▽

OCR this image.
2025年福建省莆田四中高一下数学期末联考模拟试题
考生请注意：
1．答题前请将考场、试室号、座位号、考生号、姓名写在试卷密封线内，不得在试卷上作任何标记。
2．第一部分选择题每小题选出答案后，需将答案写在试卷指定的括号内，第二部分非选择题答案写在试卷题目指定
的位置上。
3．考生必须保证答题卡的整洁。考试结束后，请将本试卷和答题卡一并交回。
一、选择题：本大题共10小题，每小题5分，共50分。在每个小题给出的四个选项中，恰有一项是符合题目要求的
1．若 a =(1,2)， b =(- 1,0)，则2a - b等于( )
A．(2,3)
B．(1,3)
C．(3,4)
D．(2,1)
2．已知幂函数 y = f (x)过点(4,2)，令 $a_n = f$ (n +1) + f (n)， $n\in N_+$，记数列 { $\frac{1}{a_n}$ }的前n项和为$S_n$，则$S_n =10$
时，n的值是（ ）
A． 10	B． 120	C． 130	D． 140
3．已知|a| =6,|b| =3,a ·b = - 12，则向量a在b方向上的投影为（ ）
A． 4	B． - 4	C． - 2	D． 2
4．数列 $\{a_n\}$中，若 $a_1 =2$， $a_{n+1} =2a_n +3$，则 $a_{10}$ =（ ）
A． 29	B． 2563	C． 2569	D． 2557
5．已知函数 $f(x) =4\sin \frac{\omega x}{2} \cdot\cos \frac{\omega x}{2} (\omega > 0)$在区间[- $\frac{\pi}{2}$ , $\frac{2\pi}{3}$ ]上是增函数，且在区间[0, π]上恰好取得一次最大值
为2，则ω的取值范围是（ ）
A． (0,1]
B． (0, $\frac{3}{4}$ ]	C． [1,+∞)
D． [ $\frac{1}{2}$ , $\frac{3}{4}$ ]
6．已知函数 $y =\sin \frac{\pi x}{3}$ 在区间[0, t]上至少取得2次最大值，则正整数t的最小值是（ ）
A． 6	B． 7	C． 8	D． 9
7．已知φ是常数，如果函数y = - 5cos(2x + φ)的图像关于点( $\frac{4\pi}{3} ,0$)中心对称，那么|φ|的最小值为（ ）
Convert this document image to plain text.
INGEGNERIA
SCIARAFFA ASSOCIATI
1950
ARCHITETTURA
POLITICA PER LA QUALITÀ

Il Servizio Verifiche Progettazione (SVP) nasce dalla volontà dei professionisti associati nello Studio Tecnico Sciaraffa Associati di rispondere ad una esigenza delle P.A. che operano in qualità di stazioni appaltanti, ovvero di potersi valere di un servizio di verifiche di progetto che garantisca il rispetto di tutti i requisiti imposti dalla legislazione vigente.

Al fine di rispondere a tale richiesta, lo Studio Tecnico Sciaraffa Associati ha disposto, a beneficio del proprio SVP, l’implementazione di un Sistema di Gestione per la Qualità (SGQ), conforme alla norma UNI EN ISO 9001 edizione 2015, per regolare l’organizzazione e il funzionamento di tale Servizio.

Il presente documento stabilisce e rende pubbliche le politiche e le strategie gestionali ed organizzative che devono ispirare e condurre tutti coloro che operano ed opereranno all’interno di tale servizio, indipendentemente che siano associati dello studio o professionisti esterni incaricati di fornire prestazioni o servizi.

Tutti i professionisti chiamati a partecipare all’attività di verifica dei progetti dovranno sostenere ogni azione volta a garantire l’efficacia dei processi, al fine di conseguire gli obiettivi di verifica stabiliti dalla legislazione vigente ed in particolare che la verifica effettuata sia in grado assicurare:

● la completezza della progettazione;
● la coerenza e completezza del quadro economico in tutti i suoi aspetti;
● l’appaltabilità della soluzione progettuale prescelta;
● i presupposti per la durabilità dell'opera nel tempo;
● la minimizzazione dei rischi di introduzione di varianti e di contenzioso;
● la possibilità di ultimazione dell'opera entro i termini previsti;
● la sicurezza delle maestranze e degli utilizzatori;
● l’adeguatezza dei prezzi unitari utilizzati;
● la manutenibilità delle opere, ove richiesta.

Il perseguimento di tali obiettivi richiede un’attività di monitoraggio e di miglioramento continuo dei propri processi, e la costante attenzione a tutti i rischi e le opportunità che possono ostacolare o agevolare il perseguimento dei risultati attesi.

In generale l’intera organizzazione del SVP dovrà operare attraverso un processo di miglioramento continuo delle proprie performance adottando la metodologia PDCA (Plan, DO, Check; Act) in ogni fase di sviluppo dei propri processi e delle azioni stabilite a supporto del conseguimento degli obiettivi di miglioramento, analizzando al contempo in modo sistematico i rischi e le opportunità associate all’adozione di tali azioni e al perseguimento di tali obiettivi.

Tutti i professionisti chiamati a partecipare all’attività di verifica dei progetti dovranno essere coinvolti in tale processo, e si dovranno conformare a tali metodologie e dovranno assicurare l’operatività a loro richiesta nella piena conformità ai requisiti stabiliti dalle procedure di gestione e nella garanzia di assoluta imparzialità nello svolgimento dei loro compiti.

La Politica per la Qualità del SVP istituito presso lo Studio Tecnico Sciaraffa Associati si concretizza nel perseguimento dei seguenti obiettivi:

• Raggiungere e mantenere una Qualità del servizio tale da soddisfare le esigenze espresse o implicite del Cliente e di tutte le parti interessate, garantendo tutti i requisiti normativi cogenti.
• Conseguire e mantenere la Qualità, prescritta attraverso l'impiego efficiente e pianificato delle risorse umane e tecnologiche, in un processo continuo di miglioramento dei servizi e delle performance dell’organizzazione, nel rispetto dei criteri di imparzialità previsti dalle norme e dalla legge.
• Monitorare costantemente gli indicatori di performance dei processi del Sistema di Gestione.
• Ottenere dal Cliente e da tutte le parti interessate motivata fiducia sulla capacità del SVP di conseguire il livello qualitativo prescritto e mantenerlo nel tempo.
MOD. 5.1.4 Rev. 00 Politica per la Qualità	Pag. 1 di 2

△

▶ Stated task
Scan the material for lines with the word "attività", and copy each line you find.

▶ Exercise solution
Tutti i professionisti chiamati a partecipare all’attività di verifica dei progetti dovranno sostenere ogni azione volta a garantire l’efficacia dei processi, al fine di conseguire gli obiettivi di verifica stabiliti dalla legislazione vigente ed in particolare che la verifica effettuata sia in grado assicurare:
Il perseguimento di tali obiettivi richiede un’attività di monitoraggio e di miglioramento continuo dei propri processi, e la costante attenzione a tutti i rischi e le opportunità che possono ostacolare o agevolare il perseguimento dei risultati attesi.
Tutti i professionisti chiamati a partecipare all’attività di verifica dei progetti dovranno essere coinvolti in tale processo, e si dovranno conformare a tali metodologie e dovranno assicurare l’operatività a loro richiesta nella piena conformità ai requisiti stabiliti dalle procedure di gestione e nella garanzia di assoluta imparzialità nello svolgimento dei loro compiti.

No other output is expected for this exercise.